:: REQUIREMENTS ::
Can you transcribe every record below exactly as it appears?

Items from a dataset:
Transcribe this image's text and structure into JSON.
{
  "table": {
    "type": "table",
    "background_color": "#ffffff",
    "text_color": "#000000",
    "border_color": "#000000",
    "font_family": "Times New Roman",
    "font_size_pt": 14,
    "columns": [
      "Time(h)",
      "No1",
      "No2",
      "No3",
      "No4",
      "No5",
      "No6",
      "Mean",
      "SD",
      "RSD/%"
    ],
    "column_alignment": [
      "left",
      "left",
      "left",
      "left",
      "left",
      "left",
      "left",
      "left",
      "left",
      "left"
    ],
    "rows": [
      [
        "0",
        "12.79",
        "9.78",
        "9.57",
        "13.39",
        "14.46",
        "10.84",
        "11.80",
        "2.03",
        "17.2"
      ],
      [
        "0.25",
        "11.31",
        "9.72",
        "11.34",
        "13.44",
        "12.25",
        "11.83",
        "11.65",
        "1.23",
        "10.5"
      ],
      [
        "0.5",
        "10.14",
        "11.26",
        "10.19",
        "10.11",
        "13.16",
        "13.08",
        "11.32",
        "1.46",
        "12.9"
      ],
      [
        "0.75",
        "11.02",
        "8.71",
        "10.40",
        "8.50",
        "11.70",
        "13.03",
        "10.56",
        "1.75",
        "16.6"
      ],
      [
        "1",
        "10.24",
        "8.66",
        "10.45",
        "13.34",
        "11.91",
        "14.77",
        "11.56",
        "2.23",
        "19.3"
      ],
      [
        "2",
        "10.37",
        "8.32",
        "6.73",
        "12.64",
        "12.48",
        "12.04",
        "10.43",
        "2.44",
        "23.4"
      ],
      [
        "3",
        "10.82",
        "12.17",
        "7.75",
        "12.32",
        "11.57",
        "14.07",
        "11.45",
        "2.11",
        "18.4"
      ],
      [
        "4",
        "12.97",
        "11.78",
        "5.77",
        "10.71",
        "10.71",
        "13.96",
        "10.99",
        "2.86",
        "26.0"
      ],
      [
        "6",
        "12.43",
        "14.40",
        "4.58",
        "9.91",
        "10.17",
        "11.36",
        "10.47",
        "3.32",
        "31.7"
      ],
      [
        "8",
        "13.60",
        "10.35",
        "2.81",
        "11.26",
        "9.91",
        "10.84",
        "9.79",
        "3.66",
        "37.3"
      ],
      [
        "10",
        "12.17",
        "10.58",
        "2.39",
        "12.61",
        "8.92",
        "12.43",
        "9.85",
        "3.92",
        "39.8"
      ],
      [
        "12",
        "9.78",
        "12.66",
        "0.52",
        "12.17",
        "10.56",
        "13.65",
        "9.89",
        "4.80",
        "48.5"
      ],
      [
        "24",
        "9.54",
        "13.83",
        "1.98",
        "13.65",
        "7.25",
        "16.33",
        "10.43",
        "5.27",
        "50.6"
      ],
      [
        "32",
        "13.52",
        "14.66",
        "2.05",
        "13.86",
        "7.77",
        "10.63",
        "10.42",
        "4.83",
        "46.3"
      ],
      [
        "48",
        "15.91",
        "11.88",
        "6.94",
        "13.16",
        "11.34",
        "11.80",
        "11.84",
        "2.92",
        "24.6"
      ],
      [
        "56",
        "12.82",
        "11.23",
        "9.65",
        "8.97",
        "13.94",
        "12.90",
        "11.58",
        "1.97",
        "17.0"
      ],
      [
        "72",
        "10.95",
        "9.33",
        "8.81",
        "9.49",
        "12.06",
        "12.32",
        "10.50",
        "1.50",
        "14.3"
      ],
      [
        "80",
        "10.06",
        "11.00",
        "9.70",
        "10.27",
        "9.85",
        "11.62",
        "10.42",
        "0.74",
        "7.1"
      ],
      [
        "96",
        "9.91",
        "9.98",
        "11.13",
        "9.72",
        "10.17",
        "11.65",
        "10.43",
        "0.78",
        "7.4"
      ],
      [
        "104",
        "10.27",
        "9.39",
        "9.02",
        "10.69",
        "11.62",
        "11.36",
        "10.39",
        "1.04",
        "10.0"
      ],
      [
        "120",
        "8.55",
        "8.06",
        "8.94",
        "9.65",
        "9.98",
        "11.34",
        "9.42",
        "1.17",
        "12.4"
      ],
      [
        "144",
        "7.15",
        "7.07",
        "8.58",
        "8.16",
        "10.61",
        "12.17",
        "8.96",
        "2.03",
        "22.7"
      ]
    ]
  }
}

:: SOLUTION ::
Transcribe this image's text and structure into JSON.
{
  "table": {
    "type": "table",
    "background_color": "#ffffff",
    "text_color": "#000000",
    "border_color": "#000000",
    "font_family": "Times New Roman",
    "font_size_pt": 14,
    "columns": [
      "Time(h)",
      "No1",
      "No2",
      "No3",
      "No4",
      "No5",
      "No6",
      "Mean",
      "SD",
      "RSD/%"
    ],
    "column_alignment": [
      "left",
      "left",
      "left",
      "left",
      "left",
      "left",
      "left",
      "left",
      "left",
      "left"
    ],
    "rows": [
      [
        "0",
        "12.79",
        "9.78",
        "9.57",
        "13.39",
        "14.46",
        "10.84",
        "11.80",
        "2.03",
        "17.2"
      ],
      [
        "0.25",
        "11.31",
        "9.72",
        "11.34",
        "13.44",
        "12.25",
        "11.83",
        "11.65",
        "1.23",
        "10.5"
      ],
      [
        "0.5",
        "10.14",
        "11.26",
        "10.19",
        "10.11",
        "13.16",
        "13.08",
        "11.32",
        "1.46",
        "12.9"
      ],
      [
        "0.75",
        "11.02",
        "8.71",
        "10.40",
        "8.50",
        "11.70",
        "13.03",
        "10.56",
        "1.75",
        "16.6"
      ],
      [
        "1",
        "10.24",
        "8.66",
        "10.45",
        "13.34",
        "11.91",
        "14.77",
        "11.56",
        "2.23",
        "19.3"
      ],
      [
        "2",
        "10.37",
        "8.32",
        "6.73",
        "12.64",
        "12.48",
        "12.04",
        "10.43",
        "2.44",
        "23.4"
      ],
      [
        "3",
        "10.82",
        "12.17",
        "7.75",
        "12.32",
        "11.57",
        "14.07",
        "11.45",
        "2.11",
        "18.4"
      ],
      [
        "4",
        "12.97",
        "11.78",
        "5.77",
        "10.71",
        "10.71",
        "13.96",
        "10.99",
        "2.86",
        "26.0"
      ],
      [
        "6",
        "12.43",
        "14.40",
        "4.58",
        "9.91",
        "10.17",
        "11.36",
        "10.47",
        "3.32",
        "31.7"
      ],
      [
        "8",
        "13.60",
        "10.35",
        "2.81",
        "11.26",
        "9.91",
        "10.84",
        "9.79",
        "3.66",
        "37.3"
      ],
      [
        "10",
        "12.17",
        "10.58",
        "2.39",
        "12.61",
        "8.92",
        "12.43",
        "9.85",
        "3.92",
        "39.8"
      ],
      [
        "12",
        "9.78",
        "12.66",
        "0.52",
        "12.17",
        "10.56",
        "13.65",
        "9.89",
        "4.80",
        "48.5"
      ],
      [
        "24",
        "9.54",
        "13.83",
        "1.98",
        "13.65",
        "7.25",
        "16.33",
        "10.43",
        "5.27",
        "50.6"
      ],
      [
        "32",
        "13.52",
        "14.66",
        "2.05",
        "13.86",
        "7.77",
        "10.63",
        "10.42",
        "4.83",
        "46.3"
      ],
      [
        "48",
        "15.91",
        "11.88",
        "6.94",
        "13.16",
        "11.34",
        "11.80",
        "11.84",
        "2.92",
        "24.6"
      ],
      [
        "56",
        "12.82",
        "11.23",
        "9.65",
        "8.97",
        "13.94",
        "12.90",
        "11.58",
        "1.97",
        "17.0"
      ],
      [
        "72",
        "10.95",
        "9.33",
        "8.81",
        "9.49",
        "12.06",
        "12.32",
        "10.50",
        "1.50",
        "14.3"
      ],
      [
        "80",
        "10.06",
        "11.00",
        "9.70",
        "10.27",
        "9.85",
        "11.62",
        "10.42",
        "0.74",
        "7.1"
      ],
      [
        "96",
        "9.91",
        "9.98",
        "11.13",
        "9.72",
        "10.17",
        "11.65",
        "10.43",
        "0.78",
        "7.4"
      ],
      [
        "104",
        "10.27",
        "9.39",
        "9.02",
        "10.69",
        "11.62",
        "11.36",
        "10.39",
        "1.04",
        "10.0"
      ],
      [
        "120",
        "8.55",
        "8.06",
        "8.94",
        "9.65",
        "9.98",
        "11.34",
        "9.42",
        "1.17",
        "12.4"
      ],
      [
        "144",
        "7.15",
        "7.07",
        "8.58",
        "8.16",
        "10.61",
        "12.17",
        "8.96",
        "2.03",
        "22.7"
      ]
    ]
  }
}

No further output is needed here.